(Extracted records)
☆ ☆ ☆ ☆ ☆
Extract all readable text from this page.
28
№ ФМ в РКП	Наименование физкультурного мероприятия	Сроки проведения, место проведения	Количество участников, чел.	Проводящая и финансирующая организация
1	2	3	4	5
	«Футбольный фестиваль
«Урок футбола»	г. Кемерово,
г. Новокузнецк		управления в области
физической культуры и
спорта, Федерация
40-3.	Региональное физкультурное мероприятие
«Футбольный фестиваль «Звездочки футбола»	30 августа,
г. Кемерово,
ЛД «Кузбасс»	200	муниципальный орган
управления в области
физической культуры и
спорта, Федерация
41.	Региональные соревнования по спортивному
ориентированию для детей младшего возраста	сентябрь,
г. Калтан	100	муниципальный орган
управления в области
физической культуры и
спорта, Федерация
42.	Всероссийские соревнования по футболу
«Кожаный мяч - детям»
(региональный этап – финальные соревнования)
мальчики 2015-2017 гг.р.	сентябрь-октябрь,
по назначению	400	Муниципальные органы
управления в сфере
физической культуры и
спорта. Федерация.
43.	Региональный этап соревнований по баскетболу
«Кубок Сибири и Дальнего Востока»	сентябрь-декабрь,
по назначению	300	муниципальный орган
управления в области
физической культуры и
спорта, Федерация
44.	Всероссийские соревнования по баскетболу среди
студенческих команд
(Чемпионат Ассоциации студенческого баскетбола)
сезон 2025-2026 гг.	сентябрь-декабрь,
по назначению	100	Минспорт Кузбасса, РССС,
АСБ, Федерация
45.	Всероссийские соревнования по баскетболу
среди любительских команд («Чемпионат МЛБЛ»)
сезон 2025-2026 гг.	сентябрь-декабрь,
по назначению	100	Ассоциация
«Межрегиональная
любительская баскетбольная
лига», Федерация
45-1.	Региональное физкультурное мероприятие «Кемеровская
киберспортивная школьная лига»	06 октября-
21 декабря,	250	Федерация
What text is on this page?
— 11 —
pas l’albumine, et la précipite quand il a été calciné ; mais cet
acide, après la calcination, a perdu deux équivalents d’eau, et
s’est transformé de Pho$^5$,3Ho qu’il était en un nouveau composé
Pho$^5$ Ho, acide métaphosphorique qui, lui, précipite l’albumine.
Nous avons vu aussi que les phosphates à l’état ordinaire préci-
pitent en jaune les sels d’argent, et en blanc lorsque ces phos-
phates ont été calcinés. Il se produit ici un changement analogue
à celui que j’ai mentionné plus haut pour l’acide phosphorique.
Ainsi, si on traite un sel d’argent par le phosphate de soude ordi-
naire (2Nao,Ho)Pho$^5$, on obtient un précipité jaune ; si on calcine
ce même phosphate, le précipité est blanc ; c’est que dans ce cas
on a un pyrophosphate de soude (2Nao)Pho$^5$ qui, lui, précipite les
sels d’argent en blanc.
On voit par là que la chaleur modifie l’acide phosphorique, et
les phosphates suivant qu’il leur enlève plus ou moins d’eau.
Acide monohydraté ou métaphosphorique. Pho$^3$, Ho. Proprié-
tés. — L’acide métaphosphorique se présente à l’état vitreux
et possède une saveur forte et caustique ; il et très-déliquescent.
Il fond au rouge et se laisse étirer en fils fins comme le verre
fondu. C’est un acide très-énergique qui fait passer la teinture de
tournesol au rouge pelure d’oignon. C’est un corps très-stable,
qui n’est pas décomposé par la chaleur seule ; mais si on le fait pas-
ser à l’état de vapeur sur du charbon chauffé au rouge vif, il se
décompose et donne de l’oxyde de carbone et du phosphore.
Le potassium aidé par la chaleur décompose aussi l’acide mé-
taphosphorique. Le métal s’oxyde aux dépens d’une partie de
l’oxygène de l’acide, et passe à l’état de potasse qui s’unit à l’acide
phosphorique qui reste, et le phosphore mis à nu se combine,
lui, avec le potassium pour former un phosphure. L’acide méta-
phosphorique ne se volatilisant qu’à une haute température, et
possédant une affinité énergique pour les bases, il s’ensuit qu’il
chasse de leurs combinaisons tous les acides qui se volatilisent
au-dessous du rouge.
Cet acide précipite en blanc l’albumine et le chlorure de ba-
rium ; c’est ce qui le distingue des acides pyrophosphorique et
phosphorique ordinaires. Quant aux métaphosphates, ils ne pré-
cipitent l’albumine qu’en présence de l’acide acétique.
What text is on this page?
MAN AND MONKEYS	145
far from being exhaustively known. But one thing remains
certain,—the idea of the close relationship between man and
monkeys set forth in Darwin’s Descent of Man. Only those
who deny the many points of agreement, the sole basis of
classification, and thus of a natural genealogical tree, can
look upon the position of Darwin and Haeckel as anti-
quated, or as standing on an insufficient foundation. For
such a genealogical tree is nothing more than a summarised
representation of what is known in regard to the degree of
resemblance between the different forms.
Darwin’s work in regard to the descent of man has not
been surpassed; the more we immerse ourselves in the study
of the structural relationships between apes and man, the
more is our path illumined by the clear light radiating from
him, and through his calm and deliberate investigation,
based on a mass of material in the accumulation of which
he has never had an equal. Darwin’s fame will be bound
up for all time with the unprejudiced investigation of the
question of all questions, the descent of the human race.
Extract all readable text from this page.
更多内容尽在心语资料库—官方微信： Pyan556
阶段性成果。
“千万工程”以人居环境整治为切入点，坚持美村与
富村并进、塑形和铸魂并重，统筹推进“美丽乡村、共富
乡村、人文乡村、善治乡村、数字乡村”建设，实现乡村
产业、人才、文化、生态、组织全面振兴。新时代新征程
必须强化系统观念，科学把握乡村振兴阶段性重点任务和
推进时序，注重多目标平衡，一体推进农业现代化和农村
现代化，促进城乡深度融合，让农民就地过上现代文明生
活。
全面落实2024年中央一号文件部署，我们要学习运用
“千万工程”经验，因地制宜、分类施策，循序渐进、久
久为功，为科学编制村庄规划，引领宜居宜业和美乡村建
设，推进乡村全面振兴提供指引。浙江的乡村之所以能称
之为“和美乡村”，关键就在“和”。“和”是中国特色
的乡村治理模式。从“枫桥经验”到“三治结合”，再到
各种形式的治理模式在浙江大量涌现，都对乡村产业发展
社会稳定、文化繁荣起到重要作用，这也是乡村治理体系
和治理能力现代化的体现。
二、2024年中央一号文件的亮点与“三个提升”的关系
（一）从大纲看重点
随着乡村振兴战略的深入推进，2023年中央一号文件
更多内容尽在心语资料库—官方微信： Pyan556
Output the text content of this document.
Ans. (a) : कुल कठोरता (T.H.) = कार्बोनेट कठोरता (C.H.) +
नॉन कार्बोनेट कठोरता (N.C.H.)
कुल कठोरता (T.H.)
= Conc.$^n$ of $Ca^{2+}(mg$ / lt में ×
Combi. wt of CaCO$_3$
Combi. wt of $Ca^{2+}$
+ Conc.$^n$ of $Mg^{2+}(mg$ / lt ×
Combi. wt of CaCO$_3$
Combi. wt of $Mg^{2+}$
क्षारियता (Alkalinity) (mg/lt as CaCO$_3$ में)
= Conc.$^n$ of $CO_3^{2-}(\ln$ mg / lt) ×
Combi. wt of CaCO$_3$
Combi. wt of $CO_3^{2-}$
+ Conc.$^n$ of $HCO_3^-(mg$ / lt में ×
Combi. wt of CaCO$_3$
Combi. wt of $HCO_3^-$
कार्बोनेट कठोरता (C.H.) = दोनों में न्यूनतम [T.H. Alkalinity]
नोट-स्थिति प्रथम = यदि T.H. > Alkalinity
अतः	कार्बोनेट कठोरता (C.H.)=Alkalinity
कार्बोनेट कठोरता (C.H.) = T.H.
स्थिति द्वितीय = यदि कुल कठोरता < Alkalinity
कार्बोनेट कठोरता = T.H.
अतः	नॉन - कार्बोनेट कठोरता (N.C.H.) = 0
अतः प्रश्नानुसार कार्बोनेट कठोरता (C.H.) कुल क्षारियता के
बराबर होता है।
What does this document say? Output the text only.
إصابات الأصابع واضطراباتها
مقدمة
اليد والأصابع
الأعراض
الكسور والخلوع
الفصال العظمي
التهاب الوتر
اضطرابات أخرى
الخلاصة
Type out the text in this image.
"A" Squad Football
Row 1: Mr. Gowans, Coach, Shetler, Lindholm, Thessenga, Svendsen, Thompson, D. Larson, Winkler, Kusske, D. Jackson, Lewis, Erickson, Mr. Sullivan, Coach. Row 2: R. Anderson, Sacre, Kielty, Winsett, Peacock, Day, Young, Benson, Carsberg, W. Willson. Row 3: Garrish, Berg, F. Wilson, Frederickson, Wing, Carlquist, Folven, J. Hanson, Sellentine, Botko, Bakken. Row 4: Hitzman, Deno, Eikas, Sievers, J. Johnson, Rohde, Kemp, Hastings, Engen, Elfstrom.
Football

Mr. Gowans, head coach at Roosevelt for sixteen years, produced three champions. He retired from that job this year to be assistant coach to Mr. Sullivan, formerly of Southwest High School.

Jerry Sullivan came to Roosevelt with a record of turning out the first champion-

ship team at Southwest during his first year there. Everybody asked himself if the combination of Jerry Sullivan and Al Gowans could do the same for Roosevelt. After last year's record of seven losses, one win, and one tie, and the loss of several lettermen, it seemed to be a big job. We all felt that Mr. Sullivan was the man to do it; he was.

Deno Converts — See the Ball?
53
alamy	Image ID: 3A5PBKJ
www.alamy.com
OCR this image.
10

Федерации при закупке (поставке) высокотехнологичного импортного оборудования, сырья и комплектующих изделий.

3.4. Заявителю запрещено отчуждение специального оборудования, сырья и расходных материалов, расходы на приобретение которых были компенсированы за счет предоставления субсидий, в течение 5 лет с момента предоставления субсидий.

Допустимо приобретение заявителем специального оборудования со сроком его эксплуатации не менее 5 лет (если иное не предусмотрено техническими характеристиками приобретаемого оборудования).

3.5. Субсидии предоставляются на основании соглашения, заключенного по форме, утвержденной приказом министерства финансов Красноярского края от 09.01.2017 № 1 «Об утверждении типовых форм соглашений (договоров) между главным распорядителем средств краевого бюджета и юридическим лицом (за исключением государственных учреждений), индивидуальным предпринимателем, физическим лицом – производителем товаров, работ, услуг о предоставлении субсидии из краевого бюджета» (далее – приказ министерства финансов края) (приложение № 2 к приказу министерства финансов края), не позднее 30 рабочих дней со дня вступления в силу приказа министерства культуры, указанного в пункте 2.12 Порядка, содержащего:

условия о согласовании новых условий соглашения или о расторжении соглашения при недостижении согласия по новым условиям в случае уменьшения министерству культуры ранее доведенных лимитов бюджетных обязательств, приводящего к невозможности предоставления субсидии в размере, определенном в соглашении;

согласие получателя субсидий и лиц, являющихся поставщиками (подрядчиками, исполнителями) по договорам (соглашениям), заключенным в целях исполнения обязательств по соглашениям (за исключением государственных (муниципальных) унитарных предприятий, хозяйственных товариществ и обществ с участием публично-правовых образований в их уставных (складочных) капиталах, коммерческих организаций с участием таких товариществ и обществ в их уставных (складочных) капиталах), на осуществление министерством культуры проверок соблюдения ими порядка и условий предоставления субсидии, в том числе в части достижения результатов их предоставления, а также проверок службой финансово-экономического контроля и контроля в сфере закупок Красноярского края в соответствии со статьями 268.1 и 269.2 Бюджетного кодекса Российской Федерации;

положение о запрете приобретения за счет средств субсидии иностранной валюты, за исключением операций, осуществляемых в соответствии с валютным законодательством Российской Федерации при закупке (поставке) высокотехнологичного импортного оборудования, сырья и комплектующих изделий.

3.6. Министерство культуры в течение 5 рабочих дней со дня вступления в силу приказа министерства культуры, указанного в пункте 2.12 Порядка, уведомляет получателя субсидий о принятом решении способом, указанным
☆ ☆ ☆ ☆ ☆
**INSTRUCTION:** Find every line in the records above that contains the word "Региональное", and copy each one.

**OUTPUT FOR THIS EXERCISE:**
40-3.	Региональное физкультурное мероприятие
45-1.	Региональное физкультурное мероприятие «Кемеровская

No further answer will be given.